To be done :: Transcribe every line of the material below without changing a single character.

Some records
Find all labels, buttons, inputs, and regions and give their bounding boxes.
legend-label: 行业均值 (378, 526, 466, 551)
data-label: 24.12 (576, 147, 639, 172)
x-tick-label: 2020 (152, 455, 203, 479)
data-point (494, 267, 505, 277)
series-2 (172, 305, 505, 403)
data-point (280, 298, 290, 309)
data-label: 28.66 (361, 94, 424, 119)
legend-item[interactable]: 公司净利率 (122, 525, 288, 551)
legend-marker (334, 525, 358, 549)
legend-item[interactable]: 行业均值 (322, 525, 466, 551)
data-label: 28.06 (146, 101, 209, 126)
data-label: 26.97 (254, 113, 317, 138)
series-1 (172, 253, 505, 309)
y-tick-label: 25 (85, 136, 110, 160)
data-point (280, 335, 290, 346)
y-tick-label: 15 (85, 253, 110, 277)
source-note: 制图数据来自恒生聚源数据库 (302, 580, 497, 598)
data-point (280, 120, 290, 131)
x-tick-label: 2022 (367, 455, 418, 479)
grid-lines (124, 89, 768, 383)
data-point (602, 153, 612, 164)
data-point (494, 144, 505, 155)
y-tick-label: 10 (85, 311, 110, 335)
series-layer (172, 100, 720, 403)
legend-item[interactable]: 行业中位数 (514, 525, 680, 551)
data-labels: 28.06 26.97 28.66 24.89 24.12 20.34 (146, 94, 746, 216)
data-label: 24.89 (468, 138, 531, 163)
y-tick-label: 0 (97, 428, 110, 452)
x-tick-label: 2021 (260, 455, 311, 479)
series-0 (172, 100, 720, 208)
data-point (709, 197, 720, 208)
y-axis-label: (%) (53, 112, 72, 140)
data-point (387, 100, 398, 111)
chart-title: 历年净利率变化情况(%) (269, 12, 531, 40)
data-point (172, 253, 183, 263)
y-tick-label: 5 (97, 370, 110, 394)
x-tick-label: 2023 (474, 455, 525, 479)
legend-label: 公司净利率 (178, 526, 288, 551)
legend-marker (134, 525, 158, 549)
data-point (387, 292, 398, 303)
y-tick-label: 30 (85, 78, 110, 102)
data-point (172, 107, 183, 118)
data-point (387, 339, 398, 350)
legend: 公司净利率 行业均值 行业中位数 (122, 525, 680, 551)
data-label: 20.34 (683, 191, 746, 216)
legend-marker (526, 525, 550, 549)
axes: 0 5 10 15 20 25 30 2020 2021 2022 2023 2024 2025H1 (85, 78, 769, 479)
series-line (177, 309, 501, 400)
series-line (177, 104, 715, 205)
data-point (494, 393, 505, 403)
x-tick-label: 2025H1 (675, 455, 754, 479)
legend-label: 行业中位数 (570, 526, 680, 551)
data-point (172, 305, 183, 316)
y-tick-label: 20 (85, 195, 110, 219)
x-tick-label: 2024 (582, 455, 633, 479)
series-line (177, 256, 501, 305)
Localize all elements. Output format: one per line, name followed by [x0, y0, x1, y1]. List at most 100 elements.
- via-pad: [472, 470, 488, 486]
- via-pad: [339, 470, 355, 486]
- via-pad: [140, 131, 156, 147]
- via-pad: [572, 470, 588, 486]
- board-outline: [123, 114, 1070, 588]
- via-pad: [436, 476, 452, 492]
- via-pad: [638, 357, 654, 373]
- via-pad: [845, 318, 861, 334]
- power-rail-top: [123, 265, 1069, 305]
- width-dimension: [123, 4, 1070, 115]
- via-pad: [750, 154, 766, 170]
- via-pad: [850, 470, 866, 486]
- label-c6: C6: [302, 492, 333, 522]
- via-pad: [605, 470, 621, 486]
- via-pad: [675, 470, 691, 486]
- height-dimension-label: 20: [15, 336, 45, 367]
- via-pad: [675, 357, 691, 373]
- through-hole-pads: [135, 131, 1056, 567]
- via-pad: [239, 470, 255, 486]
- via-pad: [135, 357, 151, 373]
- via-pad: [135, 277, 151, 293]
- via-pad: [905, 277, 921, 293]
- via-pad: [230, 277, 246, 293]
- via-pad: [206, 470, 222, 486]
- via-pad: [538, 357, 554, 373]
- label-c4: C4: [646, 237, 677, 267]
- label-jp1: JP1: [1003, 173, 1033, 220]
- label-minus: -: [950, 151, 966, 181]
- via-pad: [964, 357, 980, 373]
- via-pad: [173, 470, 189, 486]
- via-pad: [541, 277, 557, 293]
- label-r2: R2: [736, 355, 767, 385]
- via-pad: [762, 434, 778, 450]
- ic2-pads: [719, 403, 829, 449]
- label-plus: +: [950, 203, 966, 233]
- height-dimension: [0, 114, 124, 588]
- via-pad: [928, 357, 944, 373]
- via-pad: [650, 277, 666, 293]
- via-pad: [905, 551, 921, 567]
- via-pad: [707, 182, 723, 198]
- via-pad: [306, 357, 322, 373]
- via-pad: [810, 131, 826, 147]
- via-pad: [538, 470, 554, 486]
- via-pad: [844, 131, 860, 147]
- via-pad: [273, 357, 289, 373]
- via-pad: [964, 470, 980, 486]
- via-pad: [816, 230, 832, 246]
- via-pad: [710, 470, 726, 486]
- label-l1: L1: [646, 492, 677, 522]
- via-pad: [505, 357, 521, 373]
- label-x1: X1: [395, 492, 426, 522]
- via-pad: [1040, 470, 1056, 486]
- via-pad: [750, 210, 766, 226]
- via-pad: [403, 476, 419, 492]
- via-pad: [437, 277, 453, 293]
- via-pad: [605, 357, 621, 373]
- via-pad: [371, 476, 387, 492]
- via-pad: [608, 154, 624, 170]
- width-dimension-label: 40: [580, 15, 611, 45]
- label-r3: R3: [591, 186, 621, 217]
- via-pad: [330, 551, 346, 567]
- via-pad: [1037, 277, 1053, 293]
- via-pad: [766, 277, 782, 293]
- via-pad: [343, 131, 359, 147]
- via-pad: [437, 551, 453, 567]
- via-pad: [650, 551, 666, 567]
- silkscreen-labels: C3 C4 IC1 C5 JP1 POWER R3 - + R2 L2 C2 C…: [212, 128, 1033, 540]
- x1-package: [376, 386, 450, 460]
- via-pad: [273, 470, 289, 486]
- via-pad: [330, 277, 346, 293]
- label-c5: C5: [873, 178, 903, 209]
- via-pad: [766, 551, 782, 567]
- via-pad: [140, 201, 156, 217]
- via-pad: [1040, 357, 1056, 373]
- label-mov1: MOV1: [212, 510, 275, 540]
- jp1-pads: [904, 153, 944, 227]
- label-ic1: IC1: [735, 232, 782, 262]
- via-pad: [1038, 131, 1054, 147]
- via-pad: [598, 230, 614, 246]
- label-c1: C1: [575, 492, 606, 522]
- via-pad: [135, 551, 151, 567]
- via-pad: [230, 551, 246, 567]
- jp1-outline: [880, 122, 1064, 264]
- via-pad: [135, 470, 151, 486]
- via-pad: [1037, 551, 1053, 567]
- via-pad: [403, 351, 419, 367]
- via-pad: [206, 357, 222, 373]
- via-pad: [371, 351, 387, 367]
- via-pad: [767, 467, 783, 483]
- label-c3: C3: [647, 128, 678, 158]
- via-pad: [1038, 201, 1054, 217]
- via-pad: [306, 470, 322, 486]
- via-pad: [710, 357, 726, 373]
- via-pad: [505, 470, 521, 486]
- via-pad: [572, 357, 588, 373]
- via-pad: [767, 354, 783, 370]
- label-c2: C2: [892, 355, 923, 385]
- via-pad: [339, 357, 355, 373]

Response ::
Find all labels, buttons, inputs, and regions and give their bounding boxes.
legend-label: 行业均值 (378, 526, 466, 551)
data-label: 24.12 (576, 147, 639, 172)
x-tick-label: 2020 (152, 455, 203, 479)
data-point (494, 267, 505, 277)
series-2 (172, 305, 505, 403)
data-point (280, 298, 290, 309)
data-label: 28.66 (361, 94, 424, 119)
legend-item[interactable]: 公司净利率 (122, 525, 288, 551)
legend-marker (334, 525, 358, 549)
legend-item[interactable]: 行业均值 (322, 525, 466, 551)
data-label: 28.06 (146, 101, 209, 126)
data-label: 26.97 (254, 113, 317, 138)
series-1 (172, 253, 505, 309)
y-tick-label: 25 (85, 136, 110, 160)
data-point (280, 335, 290, 346)
y-tick-label: 15 (85, 253, 110, 277)
source-note: 制图数据来自恒生聚源数据库 (302, 580, 497, 598)
data-point (280, 120, 290, 131)
x-tick-label: 2022 (367, 455, 418, 479)
grid-lines (124, 89, 768, 383)
data-point (602, 153, 612, 164)
data-point (494, 144, 505, 155)
y-tick-label: 10 (85, 311, 110, 335)
series-layer (172, 100, 720, 403)
legend-item[interactable]: 行业中位数 (514, 525, 680, 551)
data-labels: 28.06 26.97 28.66 24.89 24.12 20.34 (146, 94, 746, 216)
data-label: 24.89 (468, 138, 531, 163)
y-tick-label: 0 (97, 428, 110, 452)
x-tick-label: 2021 (260, 455, 311, 479)
series-0 (172, 100, 720, 208)
data-point (709, 197, 720, 208)
y-axis-label: (%) (53, 112, 72, 140)
data-point (387, 100, 398, 111)
chart-title: 历年净利率变化情况(%) (269, 12, 531, 40)
data-point (172, 253, 183, 263)
y-tick-label: 5 (97, 370, 110, 394)
x-tick-label: 2023 (474, 455, 525, 479)
legend-label: 公司净利率 (178, 526, 288, 551)
legend-marker (134, 525, 158, 549)
data-point (387, 292, 398, 303)
y-tick-label: 30 (85, 78, 110, 102)
data-point (172, 107, 183, 118)
data-point (387, 339, 398, 350)
legend: 公司净利率 行业均值 行业中位数 (122, 525, 680, 551)
data-label: 20.34 (683, 191, 746, 216)
legend-marker (526, 525, 550, 549)
axes: 0 5 10 15 20 25 30 2020 2021 2022 2023 2024 2025H1 (85, 78, 769, 479)
series-line (177, 309, 501, 400)
series-line (177, 104, 715, 205)
data-point (494, 393, 505, 403)
x-tick-label: 2025H1 (675, 455, 754, 479)
legend-label: 行业中位数 (570, 526, 680, 551)
data-point (172, 305, 183, 316)
y-tick-label: 20 (85, 195, 110, 219)
x-tick-label: 2024 (582, 455, 633, 479)
series-line (177, 256, 501, 305)
Localize all elements. Output format: one per line, name followed by [x0, y0, x1, y1]. List at most 100 elements.
- via-pad: [472, 470, 488, 486]
- via-pad: [339, 470, 355, 486]
- via-pad: [140, 131, 156, 147]
- via-pad: [572, 470, 588, 486]
- board-outline: [123, 114, 1070, 588]
- via-pad: [436, 476, 452, 492]
- via-pad: [638, 357, 654, 373]
- via-pad: [845, 318, 861, 334]
- power-rail-top: [123, 265, 1069, 305]
- width-dimension: [123, 4, 1070, 115]
- via-pad: [750, 154, 766, 170]
- via-pad: [850, 470, 866, 486]
- label-c6: C6: [302, 492, 333, 522]
- via-pad: [605, 470, 621, 486]
- via-pad: [675, 470, 691, 486]
- height-dimension-label: 20: [15, 336, 45, 367]
- via-pad: [675, 357, 691, 373]
- through-hole-pads: [135, 131, 1056, 567]
- via-pad: [239, 470, 255, 486]
- via-pad: [135, 357, 151, 373]
- via-pad: [135, 277, 151, 293]
- via-pad: [905, 277, 921, 293]
- via-pad: [230, 277, 246, 293]
- via-pad: [206, 470, 222, 486]
- via-pad: [538, 357, 554, 373]
- label-c4: C4: [646, 237, 677, 267]
- label-jp1: JP1: [1003, 173, 1033, 220]
- label-minus: -: [950, 151, 966, 181]
- via-pad: [964, 357, 980, 373]
- via-pad: [173, 470, 189, 486]
- via-pad: [541, 277, 557, 293]
- label-r2: R2: [736, 355, 767, 385]
- via-pad: [762, 434, 778, 450]
- ic2-pads: [719, 403, 829, 449]
- label-plus: +: [950, 203, 966, 233]
- height-dimension: [0, 114, 124, 588]
- via-pad: [928, 357, 944, 373]
- via-pad: [650, 277, 666, 293]
- via-pad: [905, 551, 921, 567]
- via-pad: [707, 182, 723, 198]
- via-pad: [306, 357, 322, 373]
- via-pad: [810, 131, 826, 147]
- via-pad: [538, 470, 554, 486]
- via-pad: [844, 131, 860, 147]
- via-pad: [273, 357, 289, 373]
- via-pad: [964, 470, 980, 486]
- via-pad: [816, 230, 832, 246]
- via-pad: [710, 470, 726, 486]
- label-l1: L1: [646, 492, 677, 522]
- via-pad: [505, 357, 521, 373]
- label-x1: X1: [395, 492, 426, 522]
- via-pad: [1040, 470, 1056, 486]
- via-pad: [750, 210, 766, 226]
- via-pad: [403, 476, 419, 492]
- via-pad: [437, 277, 453, 293]
- via-pad: [605, 357, 621, 373]
- via-pad: [371, 476, 387, 492]
- via-pad: [608, 154, 624, 170]
- width-dimension-label: 40: [580, 15, 611, 45]
- label-r3: R3: [591, 186, 621, 217]
- via-pad: [330, 551, 346, 567]
- via-pad: [1037, 277, 1053, 293]
- via-pad: [766, 277, 782, 293]
- via-pad: [343, 131, 359, 147]
- via-pad: [437, 551, 453, 567]
- via-pad: [650, 551, 666, 567]
- silkscreen-labels: C3 C4 IC1 C5 JP1 POWER R3 - + R2 L2 C2 C…: [212, 128, 1033, 540]
- x1-package: [376, 386, 450, 460]
- via-pad: [273, 470, 289, 486]
- via-pad: [330, 277, 346, 293]
- label-c5: C5: [873, 178, 903, 209]
- via-pad: [766, 551, 782, 567]
- via-pad: [140, 201, 156, 217]
- via-pad: [1040, 357, 1056, 373]
- label-mov1: MOV1: [212, 510, 275, 540]
- jp1-pads: [904, 153, 944, 227]
- label-ic1: IC1: [735, 232, 782, 262]
- via-pad: [1038, 131, 1054, 147]
- via-pad: [598, 230, 614, 246]
- label-c1: C1: [575, 492, 606, 522]
- via-pad: [135, 551, 151, 567]
- via-pad: [230, 551, 246, 567]
- jp1-outline: [880, 122, 1064, 264]
- via-pad: [135, 470, 151, 486]
- via-pad: [1037, 551, 1053, 567]
- via-pad: [403, 351, 419, 367]
- via-pad: [206, 357, 222, 373]
- via-pad: [371, 351, 387, 367]
- via-pad: [767, 467, 783, 483]
- label-c3: C3: [647, 128, 678, 158]
- via-pad: [1038, 201, 1054, 217]
- via-pad: [306, 470, 322, 486]
- via-pad: [710, 357, 726, 373]
- via-pad: [505, 470, 521, 486]
- via-pad: [572, 357, 588, 373]
- via-pad: [767, 354, 783, 370]
- label-c2: C2: [892, 355, 923, 385]
- via-pad: [339, 357, 355, 373]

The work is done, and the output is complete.